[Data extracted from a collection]
[BEGIN]
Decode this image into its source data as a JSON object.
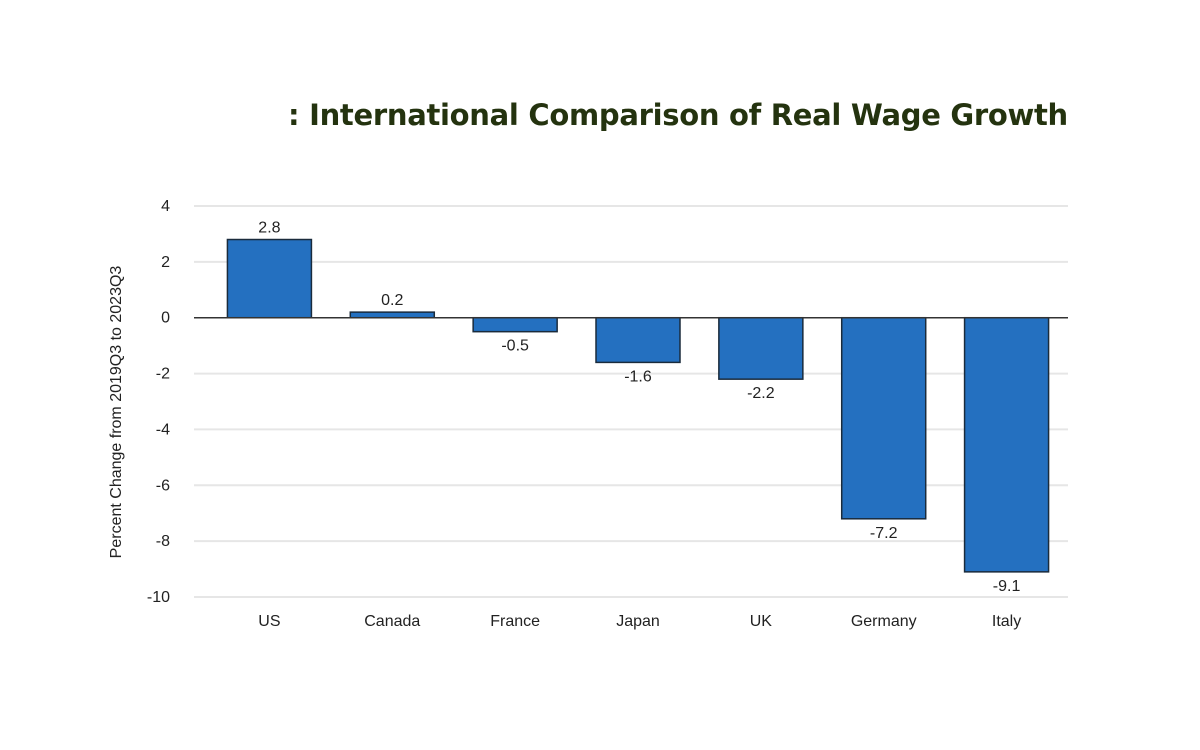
{
  "chart_data": {
    "type": "bar",
    "title": ": International Comparison of Real Wage Growth",
    "xlabel": "",
    "ylabel": "Percent Change from 2019Q3 to 2023Q3",
    "categories": [
      "US",
      "Canada",
      "France",
      "Japan",
      "UK",
      "Germany",
      "Italy"
    ],
    "values": [
      2.8,
      0.2,
      -0.5,
      -1.6,
      -2.2,
      -7.2,
      -9.1
    ],
    "data_labels": [
      "2.8",
      "0.2",
      "-0.5",
      "-1.6",
      "-2.2",
      "-7.2",
      "-9.1"
    ],
    "ylim": [
      -10,
      4
    ],
    "yticks": [
      4,
      2,
      0,
      -2,
      -4,
      -6,
      -8,
      -10
    ],
    "ytick_labels": [
      "4",
      "2",
      "0",
      "-2",
      "-4",
      "-6",
      "-8",
      "-10"
    ],
    "grid": true,
    "legend": "none",
    "colors": {
      "bar_fill": "#2470c0",
      "bar_stroke": "#1a2b3c",
      "grid": "#e6e6e6",
      "zero_line": "#333333",
      "title": "#24330f"
    }
  }
}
[END]
Return the material word for word. Pictures are not part of the copy.

### Task output
Decode this image into its source data as a JSON object.
{
  "chart_data": {
    "type": "bar",
    "title": ": International Comparison of Real Wage Growth",
    "xlabel": "",
    "ylabel": "Percent Change from 2019Q3 to 2023Q3",
    "categories": [
      "US",
      "Canada",
      "France",
      "Japan",
      "UK",
      "Germany",
      "Italy"
    ],
    "values": [
      2.8,
      0.2,
      -0.5,
      -1.6,
      -2.2,
      -7.2,
      -9.1
    ],
    "data_labels": [
      "2.8",
      "0.2",
      "-0.5",
      "-1.6",
      "-2.2",
      "-7.2",
      "-9.1"
    ],
    "ylim": [
      -10,
      4
    ],
    "yticks": [
      4,
      2,
      0,
      -2,
      -4,
      -6,
      -8,
      -10
    ],
    "ytick_labels": [
      "4",
      "2",
      "0",
      "-2",
      "-4",
      "-6",
      "-8",
      "-10"
    ],
    "grid": true,
    "legend": "none",
    "colors": {
      "bar_fill": "#2470c0",
      "bar_stroke": "#1a2b3c",
      "grid": "#e6e6e6",
      "zero_line": "#333333",
      "title": "#24330f"
    }
  }
}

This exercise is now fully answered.